▸ **What you have to do**: Write out the records below once more, exactly as they stand.

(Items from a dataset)
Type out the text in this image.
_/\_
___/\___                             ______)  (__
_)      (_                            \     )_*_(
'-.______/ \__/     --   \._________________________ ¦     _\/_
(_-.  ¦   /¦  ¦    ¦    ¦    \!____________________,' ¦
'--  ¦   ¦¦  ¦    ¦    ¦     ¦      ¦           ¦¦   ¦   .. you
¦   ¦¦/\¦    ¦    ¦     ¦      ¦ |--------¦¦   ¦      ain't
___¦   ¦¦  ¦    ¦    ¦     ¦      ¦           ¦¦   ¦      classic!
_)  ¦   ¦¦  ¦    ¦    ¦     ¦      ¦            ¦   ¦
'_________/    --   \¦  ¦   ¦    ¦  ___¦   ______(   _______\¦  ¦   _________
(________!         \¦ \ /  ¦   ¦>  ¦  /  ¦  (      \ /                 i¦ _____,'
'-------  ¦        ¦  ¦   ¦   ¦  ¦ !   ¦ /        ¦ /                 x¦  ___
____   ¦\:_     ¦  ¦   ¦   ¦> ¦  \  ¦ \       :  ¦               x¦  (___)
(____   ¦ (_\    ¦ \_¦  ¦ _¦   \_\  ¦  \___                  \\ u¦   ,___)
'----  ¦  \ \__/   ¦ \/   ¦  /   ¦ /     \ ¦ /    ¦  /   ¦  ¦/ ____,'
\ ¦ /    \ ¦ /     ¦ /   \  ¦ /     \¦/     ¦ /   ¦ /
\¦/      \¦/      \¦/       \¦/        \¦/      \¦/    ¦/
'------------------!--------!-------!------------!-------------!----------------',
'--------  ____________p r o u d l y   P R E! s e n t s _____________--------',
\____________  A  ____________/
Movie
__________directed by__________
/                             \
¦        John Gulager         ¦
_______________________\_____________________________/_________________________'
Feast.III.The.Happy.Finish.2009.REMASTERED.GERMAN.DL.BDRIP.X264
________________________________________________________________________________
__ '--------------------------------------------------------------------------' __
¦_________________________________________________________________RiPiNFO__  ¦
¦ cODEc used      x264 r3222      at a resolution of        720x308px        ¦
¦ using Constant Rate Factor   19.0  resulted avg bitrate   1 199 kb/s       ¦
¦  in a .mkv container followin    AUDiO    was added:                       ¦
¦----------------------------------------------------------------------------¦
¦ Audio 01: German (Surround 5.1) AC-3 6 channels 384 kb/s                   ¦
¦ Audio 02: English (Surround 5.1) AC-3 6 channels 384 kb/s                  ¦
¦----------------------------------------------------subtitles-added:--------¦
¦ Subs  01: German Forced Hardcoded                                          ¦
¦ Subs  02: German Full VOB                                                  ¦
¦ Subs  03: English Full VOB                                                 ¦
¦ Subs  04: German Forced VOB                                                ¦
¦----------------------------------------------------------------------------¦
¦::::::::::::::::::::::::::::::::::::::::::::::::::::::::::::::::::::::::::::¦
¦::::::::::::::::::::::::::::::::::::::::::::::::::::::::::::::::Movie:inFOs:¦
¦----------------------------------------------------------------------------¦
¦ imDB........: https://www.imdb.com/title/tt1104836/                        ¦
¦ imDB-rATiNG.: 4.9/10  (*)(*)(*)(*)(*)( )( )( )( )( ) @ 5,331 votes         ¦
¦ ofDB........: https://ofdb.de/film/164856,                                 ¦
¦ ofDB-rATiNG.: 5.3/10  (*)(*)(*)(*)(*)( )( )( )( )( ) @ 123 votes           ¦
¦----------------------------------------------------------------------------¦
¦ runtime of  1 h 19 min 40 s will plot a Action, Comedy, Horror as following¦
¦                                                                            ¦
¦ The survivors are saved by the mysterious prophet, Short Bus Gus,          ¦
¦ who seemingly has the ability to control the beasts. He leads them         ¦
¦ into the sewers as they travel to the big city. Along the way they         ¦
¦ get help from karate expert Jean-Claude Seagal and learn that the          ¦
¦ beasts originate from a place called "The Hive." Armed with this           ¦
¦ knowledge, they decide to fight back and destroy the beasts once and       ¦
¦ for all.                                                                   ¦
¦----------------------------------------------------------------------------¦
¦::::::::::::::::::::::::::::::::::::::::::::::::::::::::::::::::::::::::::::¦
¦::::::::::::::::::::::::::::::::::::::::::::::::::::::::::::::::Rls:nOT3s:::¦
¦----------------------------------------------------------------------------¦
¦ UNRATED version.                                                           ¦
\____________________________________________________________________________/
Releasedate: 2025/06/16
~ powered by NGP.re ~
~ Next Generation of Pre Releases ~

▸ **Solution**:
Type out the text in this image.
_/\_
___/\___                             ______)  (__
_)      (_                            \     )_*_(
'-.______/ \__/     --   \._________________________ ¦     _\/_
(_-.  ¦   /¦  ¦    ¦    ¦    \!____________________,' ¦
'--  ¦   ¦¦  ¦    ¦    ¦     ¦      ¦           ¦¦   ¦   .. you
¦   ¦¦/\¦    ¦    ¦     ¦      ¦ |--------¦¦   ¦      ain't
___¦   ¦¦  ¦    ¦    ¦     ¦      ¦           ¦¦   ¦      classic!
_)  ¦   ¦¦  ¦    ¦    ¦     ¦      ¦            ¦   ¦
'_________/    --   \¦  ¦   ¦    ¦  ___¦   ______(   _______\¦  ¦   _________
(________!         \¦ \ /  ¦   ¦>  ¦  /  ¦  (      \ /                 i¦ _____,'
'-------  ¦        ¦  ¦   ¦   ¦  ¦ !   ¦ /        ¦ /                 x¦  ___
____   ¦\:_     ¦  ¦   ¦   ¦> ¦  \  ¦ \       :  ¦               x¦  (___)
(____   ¦ (_\    ¦ \_¦  ¦ _¦   \_\  ¦  \___                  \\ u¦   ,___)
'----  ¦  \ \__/   ¦ \/   ¦  /   ¦ /     \ ¦ /    ¦  /   ¦  ¦/ ____,'
\ ¦ /    \ ¦ /     ¦ /   \  ¦ /     \¦/     ¦ /   ¦ /
\¦/      \¦/      \¦/       \¦/        \¦/      \¦/    ¦/
'------------------!--------!-------!------------!-------------!----------------',
'--------  ____________p r o u d l y   P R E! s e n t s _____________--------',
\____________  A  ____________/
Movie
__________directed by__________
/                             \
¦        John Gulager         ¦
_______________________\_____________________________/_________________________'
Feast.III.The.Happy.Finish.2009.REMASTERED.GERMAN.DL.BDRIP.X264
________________________________________________________________________________
__ '--------------------------------------------------------------------------' __
¦_________________________________________________________________RiPiNFO__  ¦
¦ cODEc used      x264 r3222      at a resolution of        720x308px        ¦
¦ using Constant Rate Factor   19.0  resulted avg bitrate   1 199 kb/s       ¦
¦  in a .mkv container followin    AUDiO    was added:                       ¦
¦----------------------------------------------------------------------------¦
¦ Audio 01: German (Surround 5.1) AC-3 6 channels 384 kb/s                   ¦
¦ Audio 02: English (Surround 5.1) AC-3 6 channels 384 kb/s                  ¦
¦----------------------------------------------------subtitles-added:--------¦
¦ Subs  01: German Forced Hardcoded                                          ¦
¦ Subs  02: German Full VOB                                                  ¦
¦ Subs  03: English Full VOB                                                 ¦
¦ Subs  04: German Forced VOB                                                ¦
¦----------------------------------------------------------------------------¦
¦::::::::::::::::::::::::::::::::::::::::::::::::::::::::::::::::::::::::::::¦
¦::::::::::::::::::::::::::::::::::::::::::::::::::::::::::::::::Movie:inFOs:¦
¦----------------------------------------------------------------------------¦
¦ imDB........: https://www.imdb.com/title/tt1104836/                        ¦
¦ imDB-rATiNG.: 4.9/10  (*)(*)(*)(*)(*)( )( )( )( )( ) @ 5,331 votes         ¦
¦ ofDB........: https://ofdb.de/film/164856,                                 ¦
¦ ofDB-rATiNG.: 5.3/10  (*)(*)(*)(*)(*)( )( )( )( )( ) @ 123 votes           ¦
¦----------------------------------------------------------------------------¦
¦ runtime of  1 h 19 min 40 s will plot a Action, Comedy, Horror as following¦
¦                                                                            ¦
¦ The survivors are saved by the mysterious prophet, Short Bus Gus,          ¦
¦ who seemingly has the ability to control the beasts. He leads them         ¦
¦ into the sewers as they travel to the big city. Along the way they         ¦
¦ get help from karate expert Jean-Claude Seagal and learn that the          ¦
¦ beasts originate from a place called "The Hive." Armed with this           ¦
¦ knowledge, they decide to fight back and destroy the beasts once and       ¦
¦ for all.                                                                   ¦
¦----------------------------------------------------------------------------¦
¦::::::::::::::::::::::::::::::::::::::::::::::::::::::::::::::::::::::::::::¦
¦::::::::::::::::::::::::::::::::::::::::::::::::::::::::::::::::Rls:nOT3s:::¦
¦----------------------------------------------------------------------------¦
¦ UNRATED version.                                                           ¦
\____________________________________________________________________________/
Releasedate: 2025/06/16
~ powered by NGP.re ~
~ Next Generation of Pre Releases ~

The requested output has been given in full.